What you are asked to do:
Copy out each line below that has the word "Electrolyte" in it.

Source material:
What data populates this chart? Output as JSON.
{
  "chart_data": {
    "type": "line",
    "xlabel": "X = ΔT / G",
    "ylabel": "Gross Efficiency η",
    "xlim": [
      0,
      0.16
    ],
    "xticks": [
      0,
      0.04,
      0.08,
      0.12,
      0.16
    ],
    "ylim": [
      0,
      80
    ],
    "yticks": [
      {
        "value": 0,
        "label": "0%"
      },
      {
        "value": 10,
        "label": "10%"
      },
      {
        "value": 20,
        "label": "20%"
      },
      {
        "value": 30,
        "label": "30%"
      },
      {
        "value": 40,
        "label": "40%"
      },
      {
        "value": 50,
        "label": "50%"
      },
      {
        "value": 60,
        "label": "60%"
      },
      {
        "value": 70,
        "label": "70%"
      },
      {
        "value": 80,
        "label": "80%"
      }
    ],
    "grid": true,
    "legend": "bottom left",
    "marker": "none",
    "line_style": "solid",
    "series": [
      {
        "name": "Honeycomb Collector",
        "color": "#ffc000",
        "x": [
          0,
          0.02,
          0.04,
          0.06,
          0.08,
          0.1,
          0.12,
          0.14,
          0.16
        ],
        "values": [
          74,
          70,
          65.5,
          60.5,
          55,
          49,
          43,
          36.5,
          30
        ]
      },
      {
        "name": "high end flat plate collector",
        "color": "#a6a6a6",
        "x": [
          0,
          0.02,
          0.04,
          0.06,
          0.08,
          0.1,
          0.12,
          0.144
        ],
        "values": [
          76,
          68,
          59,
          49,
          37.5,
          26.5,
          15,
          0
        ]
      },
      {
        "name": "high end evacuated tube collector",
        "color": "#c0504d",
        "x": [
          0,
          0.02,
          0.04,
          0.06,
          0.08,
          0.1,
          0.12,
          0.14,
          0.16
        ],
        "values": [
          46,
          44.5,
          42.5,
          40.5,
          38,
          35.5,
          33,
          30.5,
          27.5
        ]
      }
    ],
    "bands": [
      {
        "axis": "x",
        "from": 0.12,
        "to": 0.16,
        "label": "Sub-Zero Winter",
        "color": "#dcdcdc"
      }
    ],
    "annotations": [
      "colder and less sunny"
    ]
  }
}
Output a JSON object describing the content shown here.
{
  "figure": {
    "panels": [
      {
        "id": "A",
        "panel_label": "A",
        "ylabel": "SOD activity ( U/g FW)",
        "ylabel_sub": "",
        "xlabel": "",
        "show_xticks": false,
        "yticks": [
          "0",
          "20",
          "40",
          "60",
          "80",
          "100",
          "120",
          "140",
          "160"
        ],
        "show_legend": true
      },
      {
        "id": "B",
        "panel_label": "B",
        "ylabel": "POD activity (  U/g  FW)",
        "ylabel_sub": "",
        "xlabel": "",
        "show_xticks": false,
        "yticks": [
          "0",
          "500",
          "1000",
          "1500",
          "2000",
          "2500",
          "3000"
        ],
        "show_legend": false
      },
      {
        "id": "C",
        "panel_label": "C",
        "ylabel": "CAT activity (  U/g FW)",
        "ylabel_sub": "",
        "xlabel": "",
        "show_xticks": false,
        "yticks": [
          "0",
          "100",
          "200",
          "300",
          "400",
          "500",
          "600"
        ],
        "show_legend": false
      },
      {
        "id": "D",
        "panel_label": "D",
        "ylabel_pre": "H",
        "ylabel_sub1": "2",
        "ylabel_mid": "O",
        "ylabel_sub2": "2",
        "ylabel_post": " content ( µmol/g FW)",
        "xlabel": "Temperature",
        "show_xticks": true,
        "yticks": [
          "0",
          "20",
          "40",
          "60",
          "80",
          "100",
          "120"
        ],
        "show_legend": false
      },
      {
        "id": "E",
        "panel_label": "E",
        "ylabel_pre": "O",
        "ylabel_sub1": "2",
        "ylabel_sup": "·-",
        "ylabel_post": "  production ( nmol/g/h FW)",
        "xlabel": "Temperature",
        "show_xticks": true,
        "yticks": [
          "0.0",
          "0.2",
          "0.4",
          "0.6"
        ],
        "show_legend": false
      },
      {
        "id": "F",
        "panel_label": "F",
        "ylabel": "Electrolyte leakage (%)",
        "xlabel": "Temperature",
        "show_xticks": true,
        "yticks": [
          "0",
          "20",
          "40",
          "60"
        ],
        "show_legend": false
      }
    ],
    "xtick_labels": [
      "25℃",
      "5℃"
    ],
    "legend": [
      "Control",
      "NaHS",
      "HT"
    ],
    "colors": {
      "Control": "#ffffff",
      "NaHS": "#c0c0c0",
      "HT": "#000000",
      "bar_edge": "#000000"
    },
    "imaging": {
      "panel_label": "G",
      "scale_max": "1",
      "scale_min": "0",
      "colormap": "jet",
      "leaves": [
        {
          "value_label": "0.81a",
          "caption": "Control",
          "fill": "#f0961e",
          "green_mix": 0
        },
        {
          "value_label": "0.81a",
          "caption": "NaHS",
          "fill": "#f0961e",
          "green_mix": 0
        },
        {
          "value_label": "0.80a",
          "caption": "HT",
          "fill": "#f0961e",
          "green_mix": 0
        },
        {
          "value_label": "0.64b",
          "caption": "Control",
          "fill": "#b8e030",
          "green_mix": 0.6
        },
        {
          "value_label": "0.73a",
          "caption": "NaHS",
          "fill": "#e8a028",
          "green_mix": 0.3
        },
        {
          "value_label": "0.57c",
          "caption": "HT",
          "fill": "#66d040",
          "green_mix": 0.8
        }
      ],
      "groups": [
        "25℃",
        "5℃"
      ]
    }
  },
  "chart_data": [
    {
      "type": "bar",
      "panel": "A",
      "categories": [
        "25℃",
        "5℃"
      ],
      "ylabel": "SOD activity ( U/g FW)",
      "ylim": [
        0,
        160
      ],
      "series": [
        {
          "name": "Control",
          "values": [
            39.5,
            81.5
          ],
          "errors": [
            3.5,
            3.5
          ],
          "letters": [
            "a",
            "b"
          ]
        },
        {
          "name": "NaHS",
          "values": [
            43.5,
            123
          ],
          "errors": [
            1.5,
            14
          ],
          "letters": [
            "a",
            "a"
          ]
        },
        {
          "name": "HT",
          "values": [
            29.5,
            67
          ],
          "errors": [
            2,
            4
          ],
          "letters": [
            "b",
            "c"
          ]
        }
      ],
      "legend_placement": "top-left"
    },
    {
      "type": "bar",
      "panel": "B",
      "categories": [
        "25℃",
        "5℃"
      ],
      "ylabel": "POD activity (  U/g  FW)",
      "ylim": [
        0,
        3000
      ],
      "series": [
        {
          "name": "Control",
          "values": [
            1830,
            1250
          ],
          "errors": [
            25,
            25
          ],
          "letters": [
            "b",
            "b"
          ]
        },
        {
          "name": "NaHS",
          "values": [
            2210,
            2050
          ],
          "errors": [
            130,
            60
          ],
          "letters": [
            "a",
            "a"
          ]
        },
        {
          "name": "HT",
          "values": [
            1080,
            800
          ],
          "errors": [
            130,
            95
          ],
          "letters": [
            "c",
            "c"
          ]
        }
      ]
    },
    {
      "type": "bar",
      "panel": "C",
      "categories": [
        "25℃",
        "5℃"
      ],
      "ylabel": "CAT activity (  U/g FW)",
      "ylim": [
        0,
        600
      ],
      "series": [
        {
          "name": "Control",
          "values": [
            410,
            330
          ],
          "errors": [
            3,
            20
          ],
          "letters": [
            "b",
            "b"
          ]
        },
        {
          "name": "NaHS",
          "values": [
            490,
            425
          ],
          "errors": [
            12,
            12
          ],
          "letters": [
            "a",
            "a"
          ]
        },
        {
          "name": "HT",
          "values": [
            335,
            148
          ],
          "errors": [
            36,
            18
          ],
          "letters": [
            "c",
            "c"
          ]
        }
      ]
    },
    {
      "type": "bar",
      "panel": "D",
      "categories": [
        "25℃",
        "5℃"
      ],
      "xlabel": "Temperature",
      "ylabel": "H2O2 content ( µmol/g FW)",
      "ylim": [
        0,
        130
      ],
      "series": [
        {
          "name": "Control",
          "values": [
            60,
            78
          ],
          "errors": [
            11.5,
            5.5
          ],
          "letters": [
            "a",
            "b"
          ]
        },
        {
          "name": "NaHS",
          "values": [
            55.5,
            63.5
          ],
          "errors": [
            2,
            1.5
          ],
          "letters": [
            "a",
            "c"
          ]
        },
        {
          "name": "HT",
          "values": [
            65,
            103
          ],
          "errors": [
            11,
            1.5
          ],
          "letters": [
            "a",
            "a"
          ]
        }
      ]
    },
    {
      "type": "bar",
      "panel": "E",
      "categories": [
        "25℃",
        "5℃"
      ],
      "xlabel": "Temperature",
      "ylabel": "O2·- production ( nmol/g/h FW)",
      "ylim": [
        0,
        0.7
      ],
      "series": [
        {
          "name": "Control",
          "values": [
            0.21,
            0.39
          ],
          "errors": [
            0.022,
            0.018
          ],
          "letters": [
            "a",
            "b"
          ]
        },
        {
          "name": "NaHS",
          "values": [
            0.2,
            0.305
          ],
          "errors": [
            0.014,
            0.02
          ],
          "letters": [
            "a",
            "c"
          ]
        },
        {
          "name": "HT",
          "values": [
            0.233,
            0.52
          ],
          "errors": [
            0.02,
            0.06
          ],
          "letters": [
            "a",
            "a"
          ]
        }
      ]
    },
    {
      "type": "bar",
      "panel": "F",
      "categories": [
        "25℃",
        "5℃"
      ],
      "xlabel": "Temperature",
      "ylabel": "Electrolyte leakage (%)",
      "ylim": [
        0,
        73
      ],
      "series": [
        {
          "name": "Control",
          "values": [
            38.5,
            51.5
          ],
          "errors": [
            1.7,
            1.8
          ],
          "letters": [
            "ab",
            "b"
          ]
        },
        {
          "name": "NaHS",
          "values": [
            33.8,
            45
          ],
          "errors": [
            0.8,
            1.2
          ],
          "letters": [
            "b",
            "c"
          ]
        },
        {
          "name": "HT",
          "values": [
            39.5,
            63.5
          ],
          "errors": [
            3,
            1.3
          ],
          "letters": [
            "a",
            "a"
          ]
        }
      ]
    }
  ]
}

Response to the task:
        "ylabel": "Electrolyte leakage (%)",
      "ylabel": "Electrolyte leakage (%)",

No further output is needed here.